- [Instructions to follow]
Copy out each line of the data holding "conditions".

[Dataset entries]
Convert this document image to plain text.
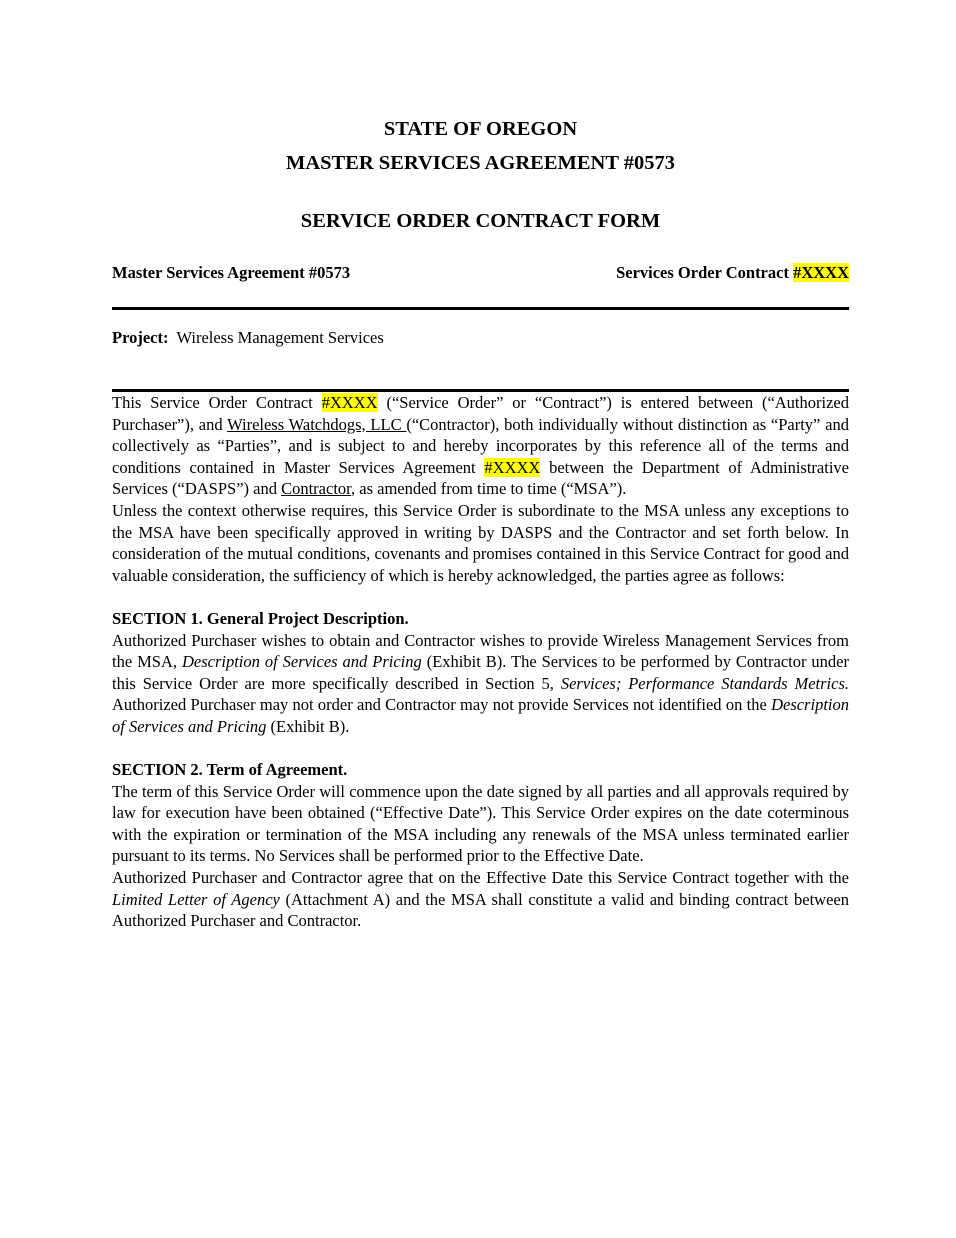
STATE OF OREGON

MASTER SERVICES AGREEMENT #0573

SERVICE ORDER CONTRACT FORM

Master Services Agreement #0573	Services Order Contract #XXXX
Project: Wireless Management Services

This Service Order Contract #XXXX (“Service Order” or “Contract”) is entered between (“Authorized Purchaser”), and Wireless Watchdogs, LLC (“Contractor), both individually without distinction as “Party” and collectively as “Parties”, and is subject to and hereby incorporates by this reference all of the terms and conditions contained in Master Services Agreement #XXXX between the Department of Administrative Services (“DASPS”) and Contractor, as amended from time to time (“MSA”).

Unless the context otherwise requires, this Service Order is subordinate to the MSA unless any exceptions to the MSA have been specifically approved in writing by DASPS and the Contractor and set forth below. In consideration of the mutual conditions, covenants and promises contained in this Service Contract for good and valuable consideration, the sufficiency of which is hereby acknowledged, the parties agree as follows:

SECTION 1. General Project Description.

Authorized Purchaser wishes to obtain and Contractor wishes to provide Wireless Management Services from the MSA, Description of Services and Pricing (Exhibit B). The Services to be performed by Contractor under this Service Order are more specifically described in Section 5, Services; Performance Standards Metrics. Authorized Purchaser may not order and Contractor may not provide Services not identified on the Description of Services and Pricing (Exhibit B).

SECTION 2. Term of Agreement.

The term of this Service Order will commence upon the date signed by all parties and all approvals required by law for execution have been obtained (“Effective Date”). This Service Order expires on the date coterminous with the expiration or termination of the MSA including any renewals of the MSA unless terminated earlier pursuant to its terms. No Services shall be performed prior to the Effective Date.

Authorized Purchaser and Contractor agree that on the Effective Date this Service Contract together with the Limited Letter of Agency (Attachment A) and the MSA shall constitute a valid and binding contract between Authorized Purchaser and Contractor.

- [Output]
This Service Order Contract #XXXX (“Service Order” or “Contract”) is entered between (“Authorized Purchaser”), and Wireless Watchdogs, LLC (“Contractor), both individually without distinction as “Party” and collectively as “Parties”, and is subject to and hereby incorporates by this reference all of the terms and conditions contained in Master Services Agreement #XXXX between the Department of Administrative Services (“DASPS”) and Contractor, as amended from time to time (“MSA”).
Unless the context otherwise requires, this Service Order is subordinate to the MSA unless any exceptions to the MSA have been specifically approved in writing by DASPS and the Contractor and set forth below. In consideration of the mutual conditions, covenants and promises contained in this Service Contract for good and valuable consideration, the sufficiency of which is hereby acknowledged, the parties agree as follows:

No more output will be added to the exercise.